Records from a collection:
* * * * * * * * *
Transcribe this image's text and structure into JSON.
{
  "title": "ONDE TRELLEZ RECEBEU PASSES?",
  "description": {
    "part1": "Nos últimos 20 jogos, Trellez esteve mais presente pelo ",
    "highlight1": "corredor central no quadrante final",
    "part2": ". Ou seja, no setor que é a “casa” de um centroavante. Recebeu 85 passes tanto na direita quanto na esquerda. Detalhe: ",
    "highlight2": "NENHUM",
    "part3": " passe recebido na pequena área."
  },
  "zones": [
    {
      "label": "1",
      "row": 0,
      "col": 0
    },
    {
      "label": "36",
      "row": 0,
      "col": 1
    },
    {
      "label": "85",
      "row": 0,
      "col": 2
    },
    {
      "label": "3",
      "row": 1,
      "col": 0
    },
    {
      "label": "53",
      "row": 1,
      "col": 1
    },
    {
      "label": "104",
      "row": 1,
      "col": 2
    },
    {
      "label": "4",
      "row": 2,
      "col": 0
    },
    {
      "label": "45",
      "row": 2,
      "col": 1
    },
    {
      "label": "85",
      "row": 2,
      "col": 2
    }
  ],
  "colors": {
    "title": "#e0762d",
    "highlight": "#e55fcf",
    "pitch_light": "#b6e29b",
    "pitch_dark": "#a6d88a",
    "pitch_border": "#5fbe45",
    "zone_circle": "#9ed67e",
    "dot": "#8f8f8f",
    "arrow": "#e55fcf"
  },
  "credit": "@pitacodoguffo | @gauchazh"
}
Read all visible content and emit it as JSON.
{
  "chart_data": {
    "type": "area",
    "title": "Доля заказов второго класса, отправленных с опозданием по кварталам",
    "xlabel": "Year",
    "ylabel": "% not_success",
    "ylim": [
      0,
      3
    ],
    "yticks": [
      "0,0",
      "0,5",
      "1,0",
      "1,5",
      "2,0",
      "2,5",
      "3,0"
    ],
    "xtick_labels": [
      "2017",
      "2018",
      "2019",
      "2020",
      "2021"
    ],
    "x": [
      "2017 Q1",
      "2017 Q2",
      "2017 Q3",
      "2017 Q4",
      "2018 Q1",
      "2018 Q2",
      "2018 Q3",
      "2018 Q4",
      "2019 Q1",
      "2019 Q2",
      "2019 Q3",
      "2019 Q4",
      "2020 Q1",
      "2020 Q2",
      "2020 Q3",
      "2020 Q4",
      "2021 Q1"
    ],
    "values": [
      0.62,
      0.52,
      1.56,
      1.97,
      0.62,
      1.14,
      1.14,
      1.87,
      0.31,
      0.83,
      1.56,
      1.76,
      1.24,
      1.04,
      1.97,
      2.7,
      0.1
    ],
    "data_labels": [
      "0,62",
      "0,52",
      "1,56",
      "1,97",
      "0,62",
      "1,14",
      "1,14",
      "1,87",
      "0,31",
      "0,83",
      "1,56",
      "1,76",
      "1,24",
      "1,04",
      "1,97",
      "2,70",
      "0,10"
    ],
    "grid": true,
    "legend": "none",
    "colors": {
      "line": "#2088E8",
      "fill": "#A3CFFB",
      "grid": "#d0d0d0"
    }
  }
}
* * * * * * * * *
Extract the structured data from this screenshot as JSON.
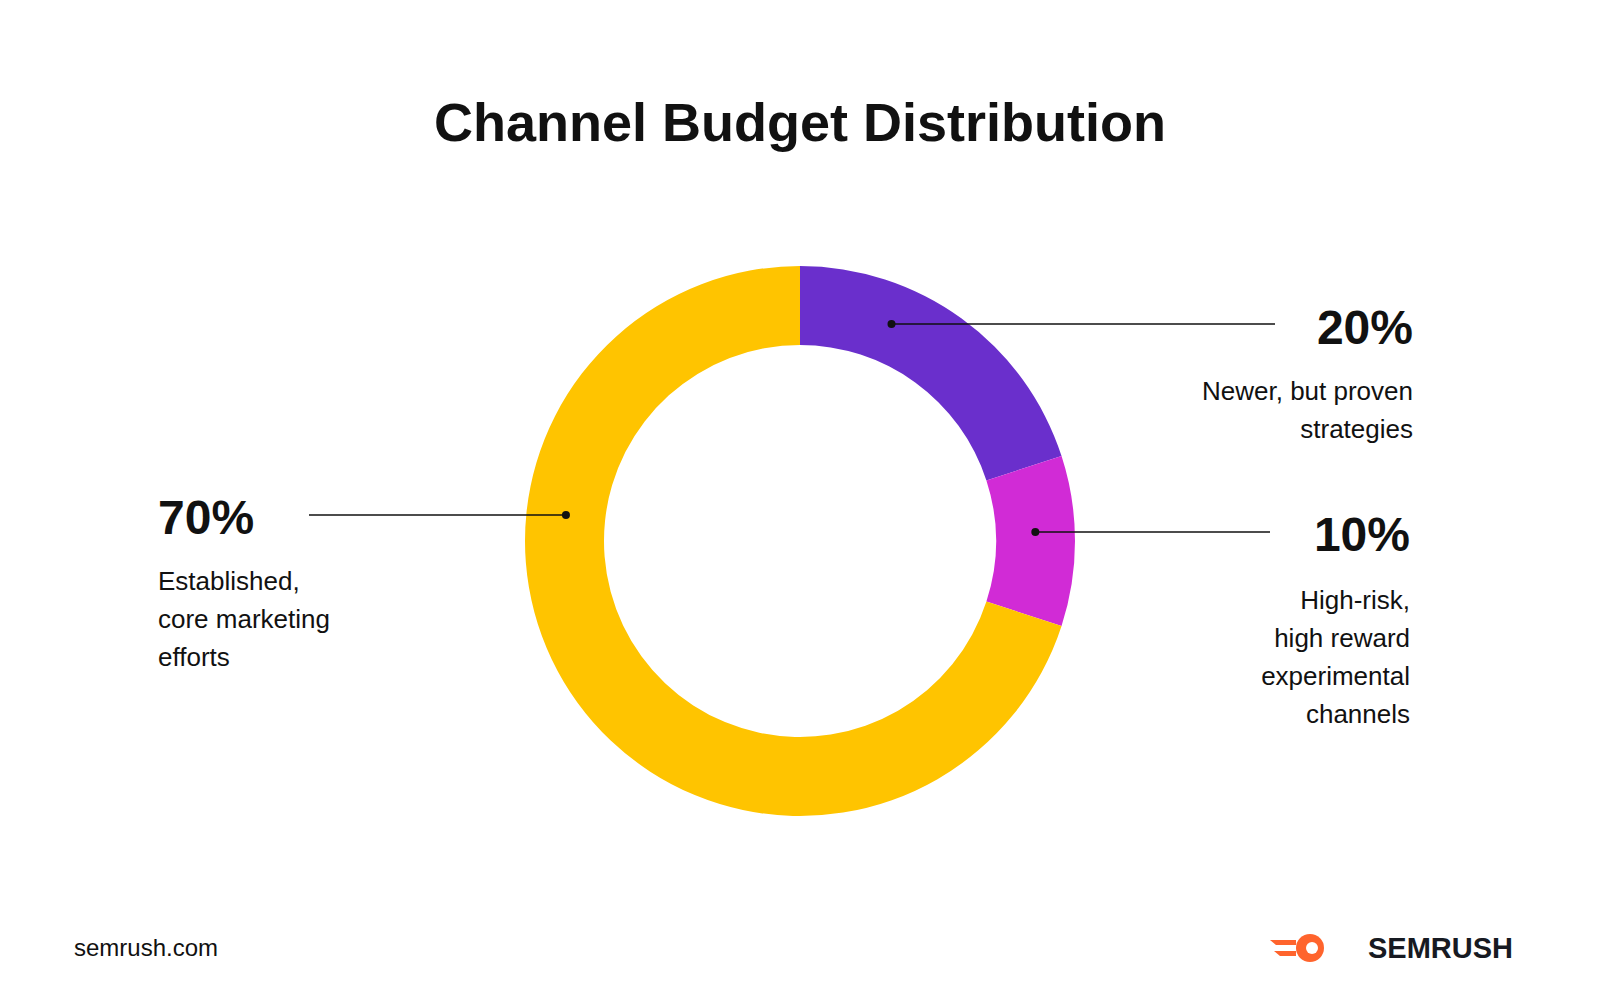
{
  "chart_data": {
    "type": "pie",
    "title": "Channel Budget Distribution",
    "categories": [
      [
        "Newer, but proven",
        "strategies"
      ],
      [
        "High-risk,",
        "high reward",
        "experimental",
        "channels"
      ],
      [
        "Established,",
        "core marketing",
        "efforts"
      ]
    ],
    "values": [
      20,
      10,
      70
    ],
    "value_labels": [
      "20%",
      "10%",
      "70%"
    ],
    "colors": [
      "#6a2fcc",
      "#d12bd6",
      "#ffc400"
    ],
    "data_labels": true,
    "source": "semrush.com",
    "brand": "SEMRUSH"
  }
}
* * * * * * * * *
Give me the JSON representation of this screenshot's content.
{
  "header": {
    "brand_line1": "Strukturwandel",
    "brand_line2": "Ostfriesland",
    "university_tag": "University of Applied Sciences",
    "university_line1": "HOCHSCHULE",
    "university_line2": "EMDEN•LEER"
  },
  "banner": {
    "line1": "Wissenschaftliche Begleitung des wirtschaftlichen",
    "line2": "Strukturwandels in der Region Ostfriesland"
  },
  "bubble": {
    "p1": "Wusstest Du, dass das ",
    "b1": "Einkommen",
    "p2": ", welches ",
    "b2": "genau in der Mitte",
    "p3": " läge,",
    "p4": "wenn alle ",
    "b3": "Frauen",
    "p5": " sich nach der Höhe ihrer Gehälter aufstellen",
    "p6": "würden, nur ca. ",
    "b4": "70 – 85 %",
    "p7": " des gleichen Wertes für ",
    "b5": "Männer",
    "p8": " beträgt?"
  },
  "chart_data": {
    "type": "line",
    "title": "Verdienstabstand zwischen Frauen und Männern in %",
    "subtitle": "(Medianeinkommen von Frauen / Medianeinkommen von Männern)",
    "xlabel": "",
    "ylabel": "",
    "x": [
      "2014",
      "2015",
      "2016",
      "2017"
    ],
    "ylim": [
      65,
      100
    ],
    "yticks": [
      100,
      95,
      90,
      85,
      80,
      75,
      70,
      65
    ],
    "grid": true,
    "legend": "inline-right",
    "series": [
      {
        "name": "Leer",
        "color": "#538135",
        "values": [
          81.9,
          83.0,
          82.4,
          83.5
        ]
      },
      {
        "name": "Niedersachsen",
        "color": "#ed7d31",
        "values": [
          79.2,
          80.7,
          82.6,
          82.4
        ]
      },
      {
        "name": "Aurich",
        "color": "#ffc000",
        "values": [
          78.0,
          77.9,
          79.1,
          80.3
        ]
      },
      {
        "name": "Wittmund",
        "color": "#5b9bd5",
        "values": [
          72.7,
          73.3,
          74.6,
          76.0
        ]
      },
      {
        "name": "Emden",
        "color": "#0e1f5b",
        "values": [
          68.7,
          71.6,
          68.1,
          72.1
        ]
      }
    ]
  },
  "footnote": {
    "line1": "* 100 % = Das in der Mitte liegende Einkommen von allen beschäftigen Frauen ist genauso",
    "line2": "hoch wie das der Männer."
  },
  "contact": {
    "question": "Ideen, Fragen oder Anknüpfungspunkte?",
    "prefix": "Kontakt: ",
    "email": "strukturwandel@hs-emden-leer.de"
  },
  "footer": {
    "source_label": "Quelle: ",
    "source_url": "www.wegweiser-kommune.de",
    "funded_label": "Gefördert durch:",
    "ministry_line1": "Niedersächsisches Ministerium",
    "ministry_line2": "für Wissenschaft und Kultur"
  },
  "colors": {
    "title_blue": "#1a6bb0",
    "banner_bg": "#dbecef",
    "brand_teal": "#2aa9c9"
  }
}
* * * * * * * * *
Select every line of the records holding the string "Frauen".

Answer to this problem:
    "b3": "Frauen",
    "title": "Verdienstabstand zwischen Frauen und Männern in %",
    "subtitle": "(Medianeinkommen von Frauen / Medianeinkommen von Männern)",
    "line1": "* 100 % = Das in der Mitte liegende Einkommen von allen beschäftigen Frauen ist genauso",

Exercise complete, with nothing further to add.